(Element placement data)
**********

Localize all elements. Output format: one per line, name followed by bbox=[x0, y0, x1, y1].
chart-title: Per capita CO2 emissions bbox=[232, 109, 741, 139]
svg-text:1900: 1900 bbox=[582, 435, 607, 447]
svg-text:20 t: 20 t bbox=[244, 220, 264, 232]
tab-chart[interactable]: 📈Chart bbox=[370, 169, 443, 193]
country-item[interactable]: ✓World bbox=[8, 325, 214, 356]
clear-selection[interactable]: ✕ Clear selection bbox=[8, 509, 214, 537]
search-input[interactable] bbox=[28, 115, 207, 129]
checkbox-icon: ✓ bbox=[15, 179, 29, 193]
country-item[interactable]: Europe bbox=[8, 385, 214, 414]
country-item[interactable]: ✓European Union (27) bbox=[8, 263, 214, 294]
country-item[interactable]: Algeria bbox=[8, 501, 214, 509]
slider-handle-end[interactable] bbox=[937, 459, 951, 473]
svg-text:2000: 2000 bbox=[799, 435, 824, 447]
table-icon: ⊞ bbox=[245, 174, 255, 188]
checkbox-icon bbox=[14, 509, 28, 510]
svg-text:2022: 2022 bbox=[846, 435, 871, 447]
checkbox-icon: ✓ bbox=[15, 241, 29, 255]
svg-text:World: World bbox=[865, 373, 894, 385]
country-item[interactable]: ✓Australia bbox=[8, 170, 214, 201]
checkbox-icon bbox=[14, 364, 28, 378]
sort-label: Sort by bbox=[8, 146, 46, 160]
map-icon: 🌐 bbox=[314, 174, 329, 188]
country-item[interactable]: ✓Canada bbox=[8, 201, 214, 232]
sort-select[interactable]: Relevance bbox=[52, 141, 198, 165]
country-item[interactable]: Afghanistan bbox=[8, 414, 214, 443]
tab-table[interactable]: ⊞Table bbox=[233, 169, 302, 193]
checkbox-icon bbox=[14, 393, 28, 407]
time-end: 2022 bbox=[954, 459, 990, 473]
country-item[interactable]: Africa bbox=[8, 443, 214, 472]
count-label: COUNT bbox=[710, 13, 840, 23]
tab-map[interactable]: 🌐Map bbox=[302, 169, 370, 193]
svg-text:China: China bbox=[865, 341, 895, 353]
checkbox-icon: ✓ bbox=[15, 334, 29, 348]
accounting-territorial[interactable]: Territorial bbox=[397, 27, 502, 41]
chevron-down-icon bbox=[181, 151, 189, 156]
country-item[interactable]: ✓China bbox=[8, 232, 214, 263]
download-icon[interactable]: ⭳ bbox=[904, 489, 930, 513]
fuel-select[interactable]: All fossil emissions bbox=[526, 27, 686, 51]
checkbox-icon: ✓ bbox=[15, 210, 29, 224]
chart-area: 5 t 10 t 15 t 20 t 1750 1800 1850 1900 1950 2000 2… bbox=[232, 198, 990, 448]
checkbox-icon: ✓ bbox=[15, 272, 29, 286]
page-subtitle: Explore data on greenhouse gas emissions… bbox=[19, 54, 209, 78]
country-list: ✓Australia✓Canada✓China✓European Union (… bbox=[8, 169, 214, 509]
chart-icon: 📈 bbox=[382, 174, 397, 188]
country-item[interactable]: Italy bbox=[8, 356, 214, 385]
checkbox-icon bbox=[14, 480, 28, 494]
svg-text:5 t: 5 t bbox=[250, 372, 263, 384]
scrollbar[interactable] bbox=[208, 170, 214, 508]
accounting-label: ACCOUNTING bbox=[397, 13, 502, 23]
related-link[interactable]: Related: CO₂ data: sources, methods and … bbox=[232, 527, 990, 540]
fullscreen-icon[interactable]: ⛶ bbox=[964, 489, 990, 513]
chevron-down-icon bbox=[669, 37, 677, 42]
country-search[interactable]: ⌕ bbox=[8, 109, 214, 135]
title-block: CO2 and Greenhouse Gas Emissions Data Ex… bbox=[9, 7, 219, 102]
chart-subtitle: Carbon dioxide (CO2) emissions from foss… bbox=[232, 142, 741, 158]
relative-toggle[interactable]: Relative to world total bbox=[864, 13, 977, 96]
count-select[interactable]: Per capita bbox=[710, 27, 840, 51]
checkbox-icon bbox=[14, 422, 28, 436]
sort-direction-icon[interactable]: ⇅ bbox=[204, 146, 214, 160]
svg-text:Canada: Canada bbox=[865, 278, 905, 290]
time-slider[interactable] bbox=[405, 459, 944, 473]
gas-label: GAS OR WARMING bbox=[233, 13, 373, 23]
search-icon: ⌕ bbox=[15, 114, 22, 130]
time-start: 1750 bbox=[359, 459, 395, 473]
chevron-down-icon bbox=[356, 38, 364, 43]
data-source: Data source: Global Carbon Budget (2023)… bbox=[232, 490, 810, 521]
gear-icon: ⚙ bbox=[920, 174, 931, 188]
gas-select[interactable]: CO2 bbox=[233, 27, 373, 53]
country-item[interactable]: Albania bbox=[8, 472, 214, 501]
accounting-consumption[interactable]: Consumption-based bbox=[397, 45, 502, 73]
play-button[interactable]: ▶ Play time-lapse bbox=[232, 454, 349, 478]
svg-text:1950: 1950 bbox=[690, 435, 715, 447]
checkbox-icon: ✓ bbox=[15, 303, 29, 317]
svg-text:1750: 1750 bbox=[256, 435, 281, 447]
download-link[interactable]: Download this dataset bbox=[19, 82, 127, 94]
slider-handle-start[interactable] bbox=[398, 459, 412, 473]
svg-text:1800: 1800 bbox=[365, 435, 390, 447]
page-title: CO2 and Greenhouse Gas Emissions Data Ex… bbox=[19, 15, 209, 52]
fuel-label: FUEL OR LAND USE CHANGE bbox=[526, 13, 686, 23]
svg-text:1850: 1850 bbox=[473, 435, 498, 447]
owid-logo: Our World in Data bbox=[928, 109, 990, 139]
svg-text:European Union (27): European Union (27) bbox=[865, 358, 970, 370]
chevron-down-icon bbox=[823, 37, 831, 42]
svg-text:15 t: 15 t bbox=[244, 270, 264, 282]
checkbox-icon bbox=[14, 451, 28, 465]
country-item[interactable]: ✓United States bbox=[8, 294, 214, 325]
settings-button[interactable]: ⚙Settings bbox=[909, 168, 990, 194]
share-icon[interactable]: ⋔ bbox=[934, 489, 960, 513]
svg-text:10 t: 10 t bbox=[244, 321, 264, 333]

**********

* [Aim of the exercise]: Update the rows by changing every "country-item" to "location-item" and leave all else as it is.

* [Solution for this task]:
Localize all elements. Output format: one per line, name followed by bbox=[x0, y0, x1, y1].
chart-title: Per capita CO2 emissions bbox=[232, 109, 741, 139]
svg-text:1900: 1900 bbox=[582, 435, 607, 447]
svg-text:20 t: 20 t bbox=[244, 220, 264, 232]
tab-chart[interactable]: 📈Chart bbox=[370, 169, 443, 193]
location-item[interactable]: ✓World bbox=[8, 325, 214, 356]
clear-selection[interactable]: ✕ Clear selection bbox=[8, 509, 214, 537]
search-input[interactable] bbox=[28, 115, 207, 129]
checkbox-icon: ✓ bbox=[15, 179, 29, 193]
location-item[interactable]: Europe bbox=[8, 385, 214, 414]
location-item[interactable]: ✓European Union (27) bbox=[8, 263, 214, 294]
location-item[interactable]: Algeria bbox=[8, 501, 214, 509]
slider-handle-end[interactable] bbox=[937, 459, 951, 473]
svg-text:2000: 2000 bbox=[799, 435, 824, 447]
table-icon: ⊞ bbox=[245, 174, 255, 188]
checkbox-icon bbox=[14, 509, 28, 510]
svg-text:2022: 2022 bbox=[846, 435, 871, 447]
checkbox-icon: ✓ bbox=[15, 241, 29, 255]
svg-text:World: World bbox=[865, 373, 894, 385]
location-item[interactable]: ✓Australia bbox=[8, 170, 214, 201]
checkbox-icon bbox=[14, 364, 28, 378]
sort-label: Sort by bbox=[8, 146, 46, 160]
map-icon: 🌐 bbox=[314, 174, 329, 188]
location-item[interactable]: ✓Canada bbox=[8, 201, 214, 232]
sort-select[interactable]: Relevance bbox=[52, 141, 198, 165]
location-item[interactable]: Afghanistan bbox=[8, 414, 214, 443]
tab-table[interactable]: ⊞Table bbox=[233, 169, 302, 193]
checkbox-icon bbox=[14, 393, 28, 407]
time-end: 2022 bbox=[954, 459, 990, 473]
location-item[interactable]: Africa bbox=[8, 443, 214, 472]
count-label: COUNT bbox=[710, 13, 840, 23]
tab-map[interactable]: 🌐Map bbox=[302, 169, 370, 193]
svg-text:China: China bbox=[865, 341, 895, 353]
checkbox-icon: ✓ bbox=[15, 334, 29, 348]
accounting-territorial[interactable]: Territorial bbox=[397, 27, 502, 41]
chevron-down-icon bbox=[181, 151, 189, 156]
location-item[interactable]: ✓China bbox=[8, 232, 214, 263]
download-icon[interactable]: ⭳ bbox=[904, 489, 930, 513]
fuel-select[interactable]: All fossil emissions bbox=[526, 27, 686, 51]
checkbox-icon: ✓ bbox=[15, 210, 29, 224]
chart-area: 5 t 10 t 15 t 20 t 1750 1800 1850 1900 1950 2000 2… bbox=[232, 198, 990, 448]
checkbox-icon: ✓ bbox=[15, 272, 29, 286]
page-subtitle: Explore data on greenhouse gas emissions… bbox=[19, 54, 209, 78]
country-list: ✓Australia✓Canada✓China✓European Union (… bbox=[8, 169, 214, 509]
chart-icon: 📈 bbox=[382, 174, 397, 188]
location-item[interactable]: Italy bbox=[8, 356, 214, 385]
checkbox-icon bbox=[14, 480, 28, 494]
svg-text:5 t: 5 t bbox=[250, 372, 263, 384]
scrollbar[interactable] bbox=[208, 170, 214, 508]
accounting-label: ACCOUNTING bbox=[397, 13, 502, 23]
related-link[interactable]: Related: CO₂ data: sources, methods and … bbox=[232, 527, 990, 540]
fullscreen-icon[interactable]: ⛶ bbox=[964, 489, 990, 513]
chevron-down-icon bbox=[669, 37, 677, 42]
country-search[interactable]: ⌕ bbox=[8, 109, 214, 135]
title-block: CO2 and Greenhouse Gas Emissions Data Ex… bbox=[9, 7, 219, 102]
chart-subtitle: Carbon dioxide (CO2) emissions from foss… bbox=[232, 142, 741, 158]
relative-toggle[interactable]: Relative to world total bbox=[864, 13, 977, 96]
count-select[interactable]: Per capita bbox=[710, 27, 840, 51]
checkbox-icon bbox=[14, 422, 28, 436]
sort-direction-icon[interactable]: ⇅ bbox=[204, 146, 214, 160]
svg-text:Canada: Canada bbox=[865, 278, 905, 290]
time-slider[interactable] bbox=[405, 459, 944, 473]
gas-label: GAS OR WARMING bbox=[233, 13, 373, 23]
search-icon: ⌕ bbox=[15, 114, 22, 130]
time-start: 1750 bbox=[359, 459, 395, 473]
chevron-down-icon bbox=[356, 38, 364, 43]
data-source: Data source: Global Carbon Budget (2023)… bbox=[232, 490, 810, 521]
gear-icon: ⚙ bbox=[920, 174, 931, 188]
gas-select[interactable]: CO2 bbox=[233, 27, 373, 53]
location-item[interactable]: Albania bbox=[8, 472, 214, 501]
accounting-consumption[interactable]: Consumption-based bbox=[397, 45, 502, 73]
play-button[interactable]: ▶ Play time-lapse bbox=[232, 454, 349, 478]
svg-text:1950: 1950 bbox=[690, 435, 715, 447]
checkbox-icon: ✓ bbox=[15, 303, 29, 317]
svg-text:1750: 1750 bbox=[256, 435, 281, 447]
download-link[interactable]: Download this dataset bbox=[19, 82, 127, 94]
slider-handle-start[interactable] bbox=[398, 459, 412, 473]
svg-text:1800: 1800 bbox=[365, 435, 390, 447]
page-title: CO2 and Greenhouse Gas Emissions Data Ex… bbox=[19, 15, 209, 52]
fuel-label: FUEL OR LAND USE CHANGE bbox=[526, 13, 686, 23]
svg-text:1850: 1850 bbox=[473, 435, 498, 447]
owid-logo: Our World in Data bbox=[928, 109, 990, 139]
svg-text:European Union (27): European Union (27) bbox=[865, 358, 970, 370]
chevron-down-icon bbox=[823, 37, 831, 42]
svg-text:15 t: 15 t bbox=[244, 270, 264, 282]
checkbox-icon bbox=[14, 451, 28, 465]
location-item[interactable]: ✓United States bbox=[8, 294, 214, 325]
settings-button[interactable]: ⚙Settings bbox=[909, 168, 990, 194]
share-icon[interactable]: ⋔ bbox=[934, 489, 960, 513]
svg-text:10 t: 10 t bbox=[244, 321, 264, 333]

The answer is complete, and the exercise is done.